-- Begin --
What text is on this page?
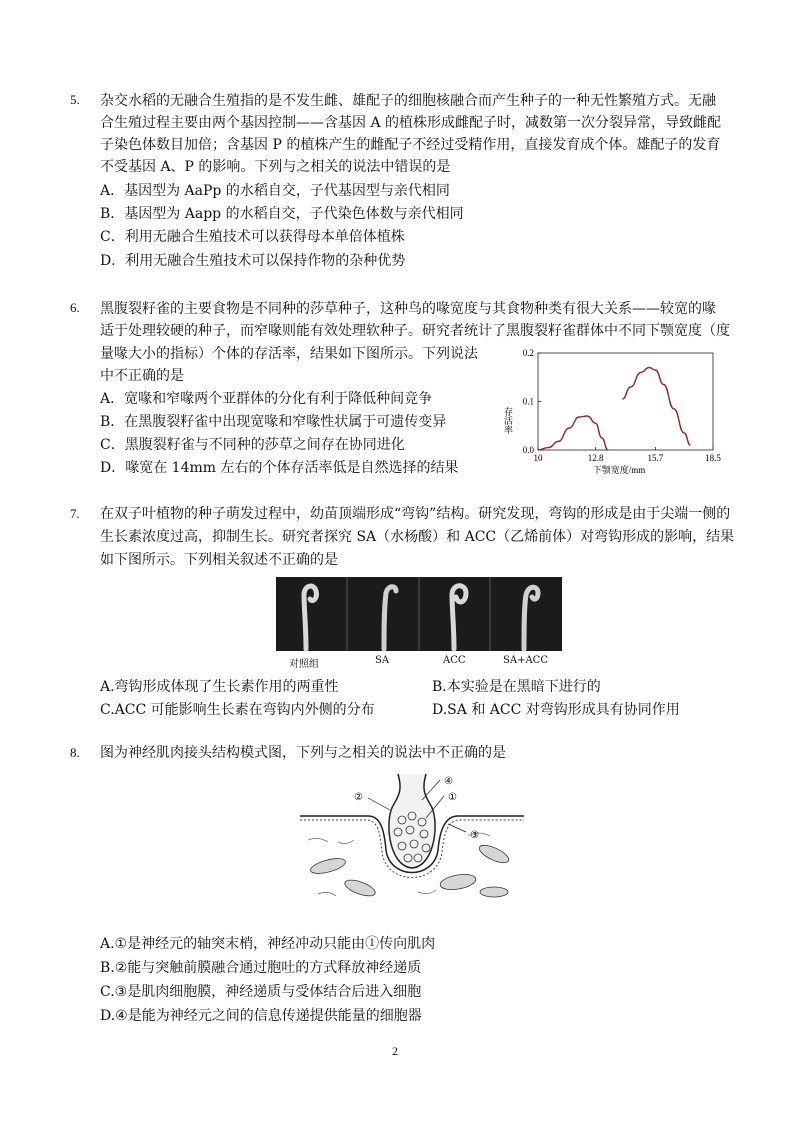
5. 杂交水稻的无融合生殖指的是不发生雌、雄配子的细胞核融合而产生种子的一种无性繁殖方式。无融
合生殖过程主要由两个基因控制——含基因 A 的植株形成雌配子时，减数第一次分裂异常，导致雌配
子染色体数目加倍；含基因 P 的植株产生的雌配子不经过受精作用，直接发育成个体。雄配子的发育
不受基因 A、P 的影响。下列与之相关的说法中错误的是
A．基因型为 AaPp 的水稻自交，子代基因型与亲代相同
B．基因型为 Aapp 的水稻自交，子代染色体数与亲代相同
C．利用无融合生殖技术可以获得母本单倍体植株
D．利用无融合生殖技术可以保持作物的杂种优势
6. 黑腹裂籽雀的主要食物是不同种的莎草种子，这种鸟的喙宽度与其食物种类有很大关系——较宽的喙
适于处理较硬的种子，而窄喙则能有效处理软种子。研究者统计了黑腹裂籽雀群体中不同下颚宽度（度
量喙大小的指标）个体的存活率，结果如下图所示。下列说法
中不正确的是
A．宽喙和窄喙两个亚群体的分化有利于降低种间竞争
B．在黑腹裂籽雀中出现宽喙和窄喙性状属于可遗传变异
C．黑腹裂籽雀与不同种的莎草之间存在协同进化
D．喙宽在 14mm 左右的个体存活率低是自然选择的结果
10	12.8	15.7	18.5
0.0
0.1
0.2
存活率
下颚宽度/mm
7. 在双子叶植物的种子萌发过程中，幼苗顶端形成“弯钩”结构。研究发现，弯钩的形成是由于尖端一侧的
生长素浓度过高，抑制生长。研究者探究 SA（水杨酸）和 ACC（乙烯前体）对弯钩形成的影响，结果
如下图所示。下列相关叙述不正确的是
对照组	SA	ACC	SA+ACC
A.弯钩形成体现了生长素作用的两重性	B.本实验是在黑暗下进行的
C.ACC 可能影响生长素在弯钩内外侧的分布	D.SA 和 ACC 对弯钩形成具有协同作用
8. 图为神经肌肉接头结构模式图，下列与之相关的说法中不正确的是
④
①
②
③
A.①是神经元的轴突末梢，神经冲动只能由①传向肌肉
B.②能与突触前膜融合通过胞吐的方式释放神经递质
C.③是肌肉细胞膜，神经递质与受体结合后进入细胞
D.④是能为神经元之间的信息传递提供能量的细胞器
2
-- End --
The task:
Check every line in the material above for the string "基因型为", then give only the number of lines that have it.

Complete answer:
2